_Task brief_
Every record here needs to be written out again exactly.

_Data for the task_
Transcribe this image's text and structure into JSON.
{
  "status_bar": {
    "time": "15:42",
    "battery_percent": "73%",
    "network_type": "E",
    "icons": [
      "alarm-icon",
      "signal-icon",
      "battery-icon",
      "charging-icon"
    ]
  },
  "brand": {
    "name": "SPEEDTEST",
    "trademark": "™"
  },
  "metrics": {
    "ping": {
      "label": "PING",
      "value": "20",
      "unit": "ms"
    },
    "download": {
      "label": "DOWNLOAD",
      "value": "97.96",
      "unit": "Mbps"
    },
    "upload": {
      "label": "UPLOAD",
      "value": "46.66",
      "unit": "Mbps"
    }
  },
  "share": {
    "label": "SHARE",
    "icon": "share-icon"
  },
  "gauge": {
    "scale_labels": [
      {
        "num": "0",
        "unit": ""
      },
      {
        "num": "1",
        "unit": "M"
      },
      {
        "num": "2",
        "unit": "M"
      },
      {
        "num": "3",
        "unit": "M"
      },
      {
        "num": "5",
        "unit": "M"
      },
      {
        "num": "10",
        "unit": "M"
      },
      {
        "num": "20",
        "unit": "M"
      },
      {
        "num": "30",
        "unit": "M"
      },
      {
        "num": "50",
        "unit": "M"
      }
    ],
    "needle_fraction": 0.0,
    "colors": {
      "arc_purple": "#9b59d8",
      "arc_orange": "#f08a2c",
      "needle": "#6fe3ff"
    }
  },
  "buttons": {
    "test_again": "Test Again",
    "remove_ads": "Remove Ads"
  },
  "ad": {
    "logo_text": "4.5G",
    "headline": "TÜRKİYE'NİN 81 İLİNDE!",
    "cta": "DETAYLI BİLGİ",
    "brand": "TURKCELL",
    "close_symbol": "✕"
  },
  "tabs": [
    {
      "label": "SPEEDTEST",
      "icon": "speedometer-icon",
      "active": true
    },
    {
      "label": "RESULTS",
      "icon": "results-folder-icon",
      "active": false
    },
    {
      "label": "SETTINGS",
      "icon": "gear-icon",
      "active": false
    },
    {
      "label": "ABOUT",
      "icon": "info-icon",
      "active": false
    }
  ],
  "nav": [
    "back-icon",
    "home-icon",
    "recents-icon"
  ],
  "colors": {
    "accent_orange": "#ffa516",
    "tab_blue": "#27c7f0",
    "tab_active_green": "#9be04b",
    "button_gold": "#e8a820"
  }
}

_Full solution_
Transcribe this image's text and structure into JSON.
{
  "status_bar": {
    "time": "15:42",
    "battery_percent": "73%",
    "network_type": "E",
    "icons": [
      "alarm-icon",
      "signal-icon",
      "battery-icon",
      "charging-icon"
    ]
  },
  "brand": {
    "name": "SPEEDTEST",
    "trademark": "™"
  },
  "metrics": {
    "ping": {
      "label": "PING",
      "value": "20",
      "unit": "ms"
    },
    "download": {
      "label": "DOWNLOAD",
      "value": "97.96",
      "unit": "Mbps"
    },
    "upload": {
      "label": "UPLOAD",
      "value": "46.66",
      "unit": "Mbps"
    }
  },
  "share": {
    "label": "SHARE",
    "icon": "share-icon"
  },
  "gauge": {
    "scale_labels": [
      {
        "num": "0",
        "unit": ""
      },
      {
        "num": "1",
        "unit": "M"
      },
      {
        "num": "2",
        "unit": "M"
      },
      {
        "num": "3",
        "unit": "M"
      },
      {
        "num": "5",
        "unit": "M"
      },
      {
        "num": "10",
        "unit": "M"
      },
      {
        "num": "20",
        "unit": "M"
      },
      {
        "num": "30",
        "unit": "M"
      },
      {
        "num": "50",
        "unit": "M"
      }
    ],
    "needle_fraction": 0.0,
    "colors": {
      "arc_purple": "#9b59d8",
      "arc_orange": "#f08a2c",
      "needle": "#6fe3ff"
    }
  },
  "buttons": {
    "test_again": "Test Again",
    "remove_ads": "Remove Ads"
  },
  "ad": {
    "logo_text": "4.5G",
    "headline": "TÜRKİYE'NİN 81 İLİNDE!",
    "cta": "DETAYLI BİLGİ",
    "brand": "TURKCELL",
    "close_symbol": "✕"
  },
  "tabs": [
    {
      "label": "SPEEDTEST",
      "icon": "speedometer-icon",
      "active": true
    },
    {
      "label": "RESULTS",
      "icon": "results-folder-icon",
      "active": false
    },
    {
      "label": "SETTINGS",
      "icon": "gear-icon",
      "active": false
    },
    {
      "label": "ABOUT",
      "icon": "info-icon",
      "active": false
    }
  ],
  "nav": [
    "back-icon",
    "home-icon",
    "recents-icon"
  ],
  "colors": {
    "accent_orange": "#ffa516",
    "tab_blue": "#27c7f0",
    "tab_active_green": "#9be04b",
    "button_gold": "#e8a820"
  }
}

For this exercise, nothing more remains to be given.